Task description: Look at the entries below and reproduce them exactly.

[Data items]
################

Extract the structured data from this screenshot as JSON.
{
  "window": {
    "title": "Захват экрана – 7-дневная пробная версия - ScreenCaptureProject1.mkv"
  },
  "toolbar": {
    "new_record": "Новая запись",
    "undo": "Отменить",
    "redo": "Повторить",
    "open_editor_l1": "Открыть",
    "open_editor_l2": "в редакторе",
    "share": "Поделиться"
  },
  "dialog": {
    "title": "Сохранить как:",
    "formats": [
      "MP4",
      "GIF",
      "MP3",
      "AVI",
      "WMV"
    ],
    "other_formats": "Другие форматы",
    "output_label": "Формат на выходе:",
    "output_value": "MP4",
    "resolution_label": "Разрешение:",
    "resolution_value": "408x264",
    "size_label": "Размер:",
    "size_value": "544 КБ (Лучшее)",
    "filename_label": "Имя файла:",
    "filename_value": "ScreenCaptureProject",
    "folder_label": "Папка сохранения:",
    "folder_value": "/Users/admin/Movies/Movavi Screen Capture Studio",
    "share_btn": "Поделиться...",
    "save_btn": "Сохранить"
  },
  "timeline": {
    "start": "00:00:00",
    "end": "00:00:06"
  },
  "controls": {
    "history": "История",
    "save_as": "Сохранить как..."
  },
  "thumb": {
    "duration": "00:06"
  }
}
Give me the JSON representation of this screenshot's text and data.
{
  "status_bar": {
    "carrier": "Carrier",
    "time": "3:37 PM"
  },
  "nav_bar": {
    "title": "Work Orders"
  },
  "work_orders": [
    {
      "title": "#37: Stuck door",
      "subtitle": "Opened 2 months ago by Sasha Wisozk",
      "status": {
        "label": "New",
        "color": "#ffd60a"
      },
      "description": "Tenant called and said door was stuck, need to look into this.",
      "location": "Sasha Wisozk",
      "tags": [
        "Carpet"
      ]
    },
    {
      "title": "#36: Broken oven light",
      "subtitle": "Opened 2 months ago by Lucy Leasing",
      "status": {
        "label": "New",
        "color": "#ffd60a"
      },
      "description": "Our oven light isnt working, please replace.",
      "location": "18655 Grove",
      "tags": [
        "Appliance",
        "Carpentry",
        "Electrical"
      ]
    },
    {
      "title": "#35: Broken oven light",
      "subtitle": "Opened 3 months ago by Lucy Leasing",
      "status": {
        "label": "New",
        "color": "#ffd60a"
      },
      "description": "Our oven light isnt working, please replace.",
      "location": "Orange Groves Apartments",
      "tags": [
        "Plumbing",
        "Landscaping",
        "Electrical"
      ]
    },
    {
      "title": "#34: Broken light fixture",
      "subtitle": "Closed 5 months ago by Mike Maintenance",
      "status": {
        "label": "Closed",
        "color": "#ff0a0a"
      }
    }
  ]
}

################

Task answer:
Extract the structured data from this screenshot as JSON.
{
  "window": {
    "title": "Захват экрана – 7-дневная пробная версия - ScreenCaptureProject1.mkv"
  },
  "toolbar": {
    "new_record": "Новая запись",
    "undo": "Отменить",
    "redo": "Повторить",
    "open_editor_l1": "Открыть",
    "open_editor_l2": "в редакторе",
    "share": "Поделиться"
  },
  "dialog": {
    "title": "Сохранить как:",
    "formats": [
      "MP4",
      "GIF",
      "MP3",
      "AVI",
      "WMV"
    ],
    "other_formats": "Другие форматы",
    "output_label": "Формат на выходе:",
    "output_value": "MP4",
    "resolution_label": "Разрешение:",
    "resolution_value": "408x264",
    "size_label": "Размер:",
    "size_value": "544 КБ (Лучшее)",
    "filename_label": "Имя файла:",
    "filename_value": "ScreenCaptureProject",
    "folder_label": "Папка сохранения:",
    "folder_value": "/Users/admin/Movies/Movavi Screen Capture Studio",
    "share_btn": "Поделиться...",
    "save_btn": "Сохранить"
  },
  "timeline": {
    "start": "00:00:00",
    "end": "00:00:06"
  },
  "controls": {
    "history": "История",
    "save_as": "Сохранить как..."
  },
  "thumb": {
    "duration": "00:06"
  }
}
Give me the JSON representation of this screenshot's text and data.
{
  "status_bar": {
    "carrier": "Carrier",
    "time": "3:37 PM"
  },
  "nav_bar": {
    "title": "Work Orders"
  },
  "work_orders": [
    {
      "title": "#37: Stuck door",
      "subtitle": "Opened 2 months ago by Sasha Wisozk",
      "status": {
        "label": "New",
        "color": "#ffd60a"
      },
      "description": "Tenant called and said door was stuck, need to look into this.",
      "location": "Sasha Wisozk",
      "tags": [
        "Carpet"
      ]
    },
    {
      "title": "#36: Broken oven light",
      "subtitle": "Opened 2 months ago by Lucy Leasing",
      "status": {
        "label": "New",
        "color": "#ffd60a"
      },
      "description": "Our oven light isnt working, please replace.",
      "location": "18655 Grove",
      "tags": [
        "Appliance",
        "Carpentry",
        "Electrical"
      ]
    },
    {
      "title": "#35: Broken oven light",
      "subtitle": "Opened 3 months ago by Lucy Leasing",
      "status": {
        "label": "New",
        "color": "#ffd60a"
      },
      "description": "Our oven light isnt working, please replace.",
      "location": "Orange Groves Apartments",
      "tags": [
        "Plumbing",
        "Landscaping",
        "Electrical"
      ]
    },
    {
      "title": "#34: Broken light fixture",
      "subtitle": "Closed 5 months ago by Mike Maintenance",
      "status": {
        "label": "Closed",
        "color": "#ff0a0a"
      }
    }
  ]
}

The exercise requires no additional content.